EXCERPTED PASSAGE =

Tuesday, July 27, 2010

36, 37, 38, 39, 40, 41, 42

Tuesday 

Blah. "Bullet points are beneath me," is my current mantra, but I was left with little inspiration on Tuesday. I ended up looking around my room and picking three task just to get it over with. I picked up my floor (that is now again a mess.) I did laundry. I was a good little grown up and sent of more, give me a job letters. I even talked on the phone with a woman about a job (that I didn't get because I don't drive.) Can you feel the meh just rolling off Tuesday? It's shameful really. So just in case you missed them - room cleaning, laundry, and world of job hunting are my three things. 

Wednesday 

I swear this week feels like it's over. Half way isn't far enough for me. Cranky is typing this, Katrine's hiding under the bed. I made it to NAIT a few minutes early and surprisingly prepared for the hour display of me and my brain. I also was given a few handy contacts to call. I walked home from the transit center after a  detour  to a local restaurant for a late late lunch.  It's mostly in the budget and I wanted to take me out for a treat. Boys might not call me back - but I do. To recap my three things; bus, brain display, treating Miss K.

WHAT TO PRODUCE = Can you repeat the blog post word for word, starting with "36, 37, 38, 39, 40, 41, 42" and going on through "my three things."? Answer from the blog post alone.

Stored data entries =
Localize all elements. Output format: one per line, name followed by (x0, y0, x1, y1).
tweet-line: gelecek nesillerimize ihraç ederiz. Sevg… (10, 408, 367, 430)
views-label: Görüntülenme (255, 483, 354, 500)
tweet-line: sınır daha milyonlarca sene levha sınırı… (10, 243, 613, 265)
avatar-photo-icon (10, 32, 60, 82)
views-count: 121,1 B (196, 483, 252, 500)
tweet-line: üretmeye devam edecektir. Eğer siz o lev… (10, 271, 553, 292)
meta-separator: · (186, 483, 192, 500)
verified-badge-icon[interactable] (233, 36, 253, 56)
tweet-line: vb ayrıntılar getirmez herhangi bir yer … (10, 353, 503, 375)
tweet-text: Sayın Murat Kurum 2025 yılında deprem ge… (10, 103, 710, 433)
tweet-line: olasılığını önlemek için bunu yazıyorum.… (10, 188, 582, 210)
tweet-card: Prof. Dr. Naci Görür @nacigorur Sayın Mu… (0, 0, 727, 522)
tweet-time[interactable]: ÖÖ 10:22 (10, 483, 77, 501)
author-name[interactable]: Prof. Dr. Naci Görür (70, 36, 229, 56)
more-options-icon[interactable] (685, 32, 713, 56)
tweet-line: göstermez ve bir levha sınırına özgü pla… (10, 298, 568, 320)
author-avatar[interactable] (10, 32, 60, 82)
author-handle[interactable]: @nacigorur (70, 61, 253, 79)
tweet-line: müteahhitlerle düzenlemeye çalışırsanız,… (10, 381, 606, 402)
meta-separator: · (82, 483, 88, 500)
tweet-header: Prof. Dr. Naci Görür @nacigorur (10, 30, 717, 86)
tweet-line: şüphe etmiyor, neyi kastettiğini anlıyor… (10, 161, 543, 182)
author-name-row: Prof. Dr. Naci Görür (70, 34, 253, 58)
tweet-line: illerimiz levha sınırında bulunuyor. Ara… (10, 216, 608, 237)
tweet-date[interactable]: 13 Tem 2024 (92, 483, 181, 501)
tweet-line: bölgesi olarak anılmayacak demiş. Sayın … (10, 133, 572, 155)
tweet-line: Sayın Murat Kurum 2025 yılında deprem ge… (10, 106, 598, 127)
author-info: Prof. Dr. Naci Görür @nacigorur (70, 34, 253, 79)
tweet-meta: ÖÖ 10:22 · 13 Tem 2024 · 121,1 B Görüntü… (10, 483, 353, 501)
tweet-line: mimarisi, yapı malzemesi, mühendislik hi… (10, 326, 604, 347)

EXERCISE ANSWER =
36, 37, 38, 39, 40, 41, 42

Tuesday 

Blah. "Bullet points are beneath me," is my current mantra, but I was left with little inspiration on Tuesday. I ended up looking around my room and picking three task just to get it over with. I picked up my floor (that is now again a mess.) I did laundry. I was a good little grown up and sent of more, give me a job letters. I even talked on the phone with a woman about a job (that I didn't get because I don't drive.) Can you feel the meh just rolling off Tuesday? It's shameful really. So just in case you missed them - room cleaning, laundry, and world of job hunting are my three things.